▸ DATA LINES:

— Begin —

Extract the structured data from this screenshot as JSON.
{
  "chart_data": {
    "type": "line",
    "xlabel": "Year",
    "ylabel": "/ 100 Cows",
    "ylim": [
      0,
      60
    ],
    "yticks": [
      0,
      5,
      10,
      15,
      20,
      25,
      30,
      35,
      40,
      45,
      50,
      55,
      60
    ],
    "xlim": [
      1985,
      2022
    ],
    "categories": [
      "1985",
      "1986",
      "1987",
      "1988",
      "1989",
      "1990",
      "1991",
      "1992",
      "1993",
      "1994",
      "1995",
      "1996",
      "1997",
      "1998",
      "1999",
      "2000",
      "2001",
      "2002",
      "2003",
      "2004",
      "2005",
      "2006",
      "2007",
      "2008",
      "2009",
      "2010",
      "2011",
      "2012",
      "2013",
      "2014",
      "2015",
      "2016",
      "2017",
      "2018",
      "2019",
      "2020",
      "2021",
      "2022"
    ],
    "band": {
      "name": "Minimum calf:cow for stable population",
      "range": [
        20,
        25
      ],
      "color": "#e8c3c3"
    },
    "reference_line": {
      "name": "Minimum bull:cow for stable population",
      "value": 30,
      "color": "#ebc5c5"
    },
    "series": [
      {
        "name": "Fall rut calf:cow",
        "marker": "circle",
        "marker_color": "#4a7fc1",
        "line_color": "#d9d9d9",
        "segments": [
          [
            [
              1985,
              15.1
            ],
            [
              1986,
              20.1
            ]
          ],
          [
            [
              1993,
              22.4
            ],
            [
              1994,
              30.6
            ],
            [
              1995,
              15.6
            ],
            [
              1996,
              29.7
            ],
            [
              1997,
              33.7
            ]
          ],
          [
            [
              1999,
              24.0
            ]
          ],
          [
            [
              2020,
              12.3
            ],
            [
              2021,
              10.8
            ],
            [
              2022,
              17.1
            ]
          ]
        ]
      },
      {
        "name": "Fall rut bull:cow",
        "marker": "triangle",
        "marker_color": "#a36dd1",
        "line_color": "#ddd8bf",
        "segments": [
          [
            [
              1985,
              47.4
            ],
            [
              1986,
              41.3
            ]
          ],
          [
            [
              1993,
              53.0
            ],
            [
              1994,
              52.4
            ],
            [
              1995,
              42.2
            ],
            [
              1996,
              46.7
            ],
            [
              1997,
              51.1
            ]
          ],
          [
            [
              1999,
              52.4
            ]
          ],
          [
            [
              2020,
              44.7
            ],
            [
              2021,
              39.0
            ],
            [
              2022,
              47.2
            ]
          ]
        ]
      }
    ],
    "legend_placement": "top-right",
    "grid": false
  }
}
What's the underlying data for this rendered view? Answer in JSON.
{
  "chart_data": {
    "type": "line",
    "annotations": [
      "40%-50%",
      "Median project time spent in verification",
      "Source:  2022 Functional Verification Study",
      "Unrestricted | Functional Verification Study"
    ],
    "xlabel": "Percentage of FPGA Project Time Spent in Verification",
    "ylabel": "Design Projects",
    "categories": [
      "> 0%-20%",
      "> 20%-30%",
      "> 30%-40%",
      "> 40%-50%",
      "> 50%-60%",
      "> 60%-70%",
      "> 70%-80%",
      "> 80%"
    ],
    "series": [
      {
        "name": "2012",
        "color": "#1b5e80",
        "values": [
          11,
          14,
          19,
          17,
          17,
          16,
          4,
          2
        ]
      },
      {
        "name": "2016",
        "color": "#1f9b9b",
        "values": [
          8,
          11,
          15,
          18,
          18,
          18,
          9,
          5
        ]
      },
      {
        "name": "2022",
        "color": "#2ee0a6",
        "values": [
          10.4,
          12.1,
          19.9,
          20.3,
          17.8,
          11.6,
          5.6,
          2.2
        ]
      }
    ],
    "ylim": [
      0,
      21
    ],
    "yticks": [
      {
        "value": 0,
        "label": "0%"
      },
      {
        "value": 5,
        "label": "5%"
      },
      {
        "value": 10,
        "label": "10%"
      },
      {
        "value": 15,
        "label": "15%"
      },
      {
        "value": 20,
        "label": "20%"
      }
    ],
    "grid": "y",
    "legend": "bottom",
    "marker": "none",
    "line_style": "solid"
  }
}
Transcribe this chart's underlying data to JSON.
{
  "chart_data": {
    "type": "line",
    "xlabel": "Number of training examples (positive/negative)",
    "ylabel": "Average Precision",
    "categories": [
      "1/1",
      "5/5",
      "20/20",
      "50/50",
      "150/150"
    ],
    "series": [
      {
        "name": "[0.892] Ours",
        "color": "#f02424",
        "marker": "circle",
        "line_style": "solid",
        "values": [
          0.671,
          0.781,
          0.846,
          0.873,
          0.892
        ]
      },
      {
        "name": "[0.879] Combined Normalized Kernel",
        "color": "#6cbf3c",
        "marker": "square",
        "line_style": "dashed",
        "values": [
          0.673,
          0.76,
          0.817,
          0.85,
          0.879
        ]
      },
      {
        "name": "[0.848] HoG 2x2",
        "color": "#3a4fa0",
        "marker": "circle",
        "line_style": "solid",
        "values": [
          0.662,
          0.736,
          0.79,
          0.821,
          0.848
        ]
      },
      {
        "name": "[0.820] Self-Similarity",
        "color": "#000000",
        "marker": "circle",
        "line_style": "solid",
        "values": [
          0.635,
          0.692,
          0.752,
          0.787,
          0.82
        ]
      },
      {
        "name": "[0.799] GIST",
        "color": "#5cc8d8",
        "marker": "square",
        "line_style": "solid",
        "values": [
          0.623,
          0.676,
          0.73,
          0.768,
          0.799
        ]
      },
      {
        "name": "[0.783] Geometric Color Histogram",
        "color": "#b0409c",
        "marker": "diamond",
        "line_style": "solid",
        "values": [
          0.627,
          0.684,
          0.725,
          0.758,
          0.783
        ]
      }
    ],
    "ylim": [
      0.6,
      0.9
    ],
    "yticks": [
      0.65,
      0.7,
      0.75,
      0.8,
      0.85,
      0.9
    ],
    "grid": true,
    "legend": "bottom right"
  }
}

— End —

▸ EXERCISE: Tally the lines in the entries above that hold the word "stable". Reply with nothing but that count.

▸ ANSWER TO THE TASK: 2